-- Begin --

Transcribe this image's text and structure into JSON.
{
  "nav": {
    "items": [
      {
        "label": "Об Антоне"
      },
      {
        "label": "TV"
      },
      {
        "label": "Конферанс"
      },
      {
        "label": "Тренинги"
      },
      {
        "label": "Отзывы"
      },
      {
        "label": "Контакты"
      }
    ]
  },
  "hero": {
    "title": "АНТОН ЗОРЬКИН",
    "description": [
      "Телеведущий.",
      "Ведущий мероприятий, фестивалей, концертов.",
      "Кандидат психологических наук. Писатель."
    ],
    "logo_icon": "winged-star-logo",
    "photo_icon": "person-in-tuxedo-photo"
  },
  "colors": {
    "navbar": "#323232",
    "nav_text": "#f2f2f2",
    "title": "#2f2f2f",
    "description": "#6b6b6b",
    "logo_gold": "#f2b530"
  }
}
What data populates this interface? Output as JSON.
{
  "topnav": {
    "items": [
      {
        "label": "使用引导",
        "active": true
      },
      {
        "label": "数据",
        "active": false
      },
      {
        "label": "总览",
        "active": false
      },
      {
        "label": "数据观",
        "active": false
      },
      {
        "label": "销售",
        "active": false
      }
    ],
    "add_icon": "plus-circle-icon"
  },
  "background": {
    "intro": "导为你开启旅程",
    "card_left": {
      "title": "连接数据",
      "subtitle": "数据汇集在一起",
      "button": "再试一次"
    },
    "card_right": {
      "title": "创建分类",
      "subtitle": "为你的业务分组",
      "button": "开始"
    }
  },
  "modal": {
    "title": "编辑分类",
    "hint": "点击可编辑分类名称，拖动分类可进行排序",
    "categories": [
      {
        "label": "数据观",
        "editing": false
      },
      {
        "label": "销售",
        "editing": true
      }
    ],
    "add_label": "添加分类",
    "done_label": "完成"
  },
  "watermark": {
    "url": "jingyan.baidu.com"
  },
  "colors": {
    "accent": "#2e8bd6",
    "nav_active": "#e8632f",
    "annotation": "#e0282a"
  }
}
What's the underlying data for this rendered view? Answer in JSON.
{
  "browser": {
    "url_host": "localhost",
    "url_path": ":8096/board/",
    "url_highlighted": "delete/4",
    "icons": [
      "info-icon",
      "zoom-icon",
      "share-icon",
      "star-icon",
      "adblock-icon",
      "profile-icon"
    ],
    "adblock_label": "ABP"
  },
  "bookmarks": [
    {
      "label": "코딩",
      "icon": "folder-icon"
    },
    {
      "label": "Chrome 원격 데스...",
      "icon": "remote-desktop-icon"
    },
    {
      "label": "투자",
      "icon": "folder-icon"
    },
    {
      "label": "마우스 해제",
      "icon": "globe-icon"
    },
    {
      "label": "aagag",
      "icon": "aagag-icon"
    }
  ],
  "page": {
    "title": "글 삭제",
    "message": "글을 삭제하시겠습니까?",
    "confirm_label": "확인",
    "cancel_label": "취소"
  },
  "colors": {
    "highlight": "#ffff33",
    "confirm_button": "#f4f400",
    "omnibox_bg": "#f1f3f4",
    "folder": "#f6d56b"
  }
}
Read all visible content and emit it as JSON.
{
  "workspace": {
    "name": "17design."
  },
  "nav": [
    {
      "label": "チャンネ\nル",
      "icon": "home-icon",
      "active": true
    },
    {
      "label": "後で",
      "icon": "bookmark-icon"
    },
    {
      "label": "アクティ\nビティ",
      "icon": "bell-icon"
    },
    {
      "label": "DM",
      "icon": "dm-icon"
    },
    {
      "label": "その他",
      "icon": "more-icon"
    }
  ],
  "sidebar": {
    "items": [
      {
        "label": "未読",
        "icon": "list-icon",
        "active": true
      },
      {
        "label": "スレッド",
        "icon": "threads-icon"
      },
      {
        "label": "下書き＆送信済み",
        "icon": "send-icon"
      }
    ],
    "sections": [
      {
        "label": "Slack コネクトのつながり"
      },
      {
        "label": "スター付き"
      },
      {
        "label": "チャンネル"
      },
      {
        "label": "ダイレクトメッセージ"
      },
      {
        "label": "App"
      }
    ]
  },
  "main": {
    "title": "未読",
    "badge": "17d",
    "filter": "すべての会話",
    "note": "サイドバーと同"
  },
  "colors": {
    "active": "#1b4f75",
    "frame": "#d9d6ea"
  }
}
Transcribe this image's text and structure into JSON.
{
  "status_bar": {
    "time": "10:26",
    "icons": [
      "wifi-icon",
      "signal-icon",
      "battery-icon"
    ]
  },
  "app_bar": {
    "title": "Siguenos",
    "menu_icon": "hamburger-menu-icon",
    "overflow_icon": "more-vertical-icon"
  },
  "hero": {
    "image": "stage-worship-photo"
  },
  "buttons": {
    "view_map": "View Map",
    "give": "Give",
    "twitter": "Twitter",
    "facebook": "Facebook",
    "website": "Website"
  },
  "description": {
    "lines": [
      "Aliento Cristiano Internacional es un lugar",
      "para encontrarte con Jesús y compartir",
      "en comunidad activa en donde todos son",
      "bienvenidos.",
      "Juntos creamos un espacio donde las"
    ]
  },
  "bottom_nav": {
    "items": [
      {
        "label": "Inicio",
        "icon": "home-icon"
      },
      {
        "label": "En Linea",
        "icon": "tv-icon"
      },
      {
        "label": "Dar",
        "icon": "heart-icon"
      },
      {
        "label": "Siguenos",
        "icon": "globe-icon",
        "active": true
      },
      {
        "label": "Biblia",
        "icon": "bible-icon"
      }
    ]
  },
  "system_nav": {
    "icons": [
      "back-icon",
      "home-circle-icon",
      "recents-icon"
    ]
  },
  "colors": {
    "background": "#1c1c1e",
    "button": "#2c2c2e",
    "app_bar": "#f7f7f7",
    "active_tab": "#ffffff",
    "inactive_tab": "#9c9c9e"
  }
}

-- End --

Your task:
Select every line of the material above holding the word "home" and copy it.

Exercise output:
      "icon": "home-icon",
        "icon": "home-icon"
      "home-circle-icon",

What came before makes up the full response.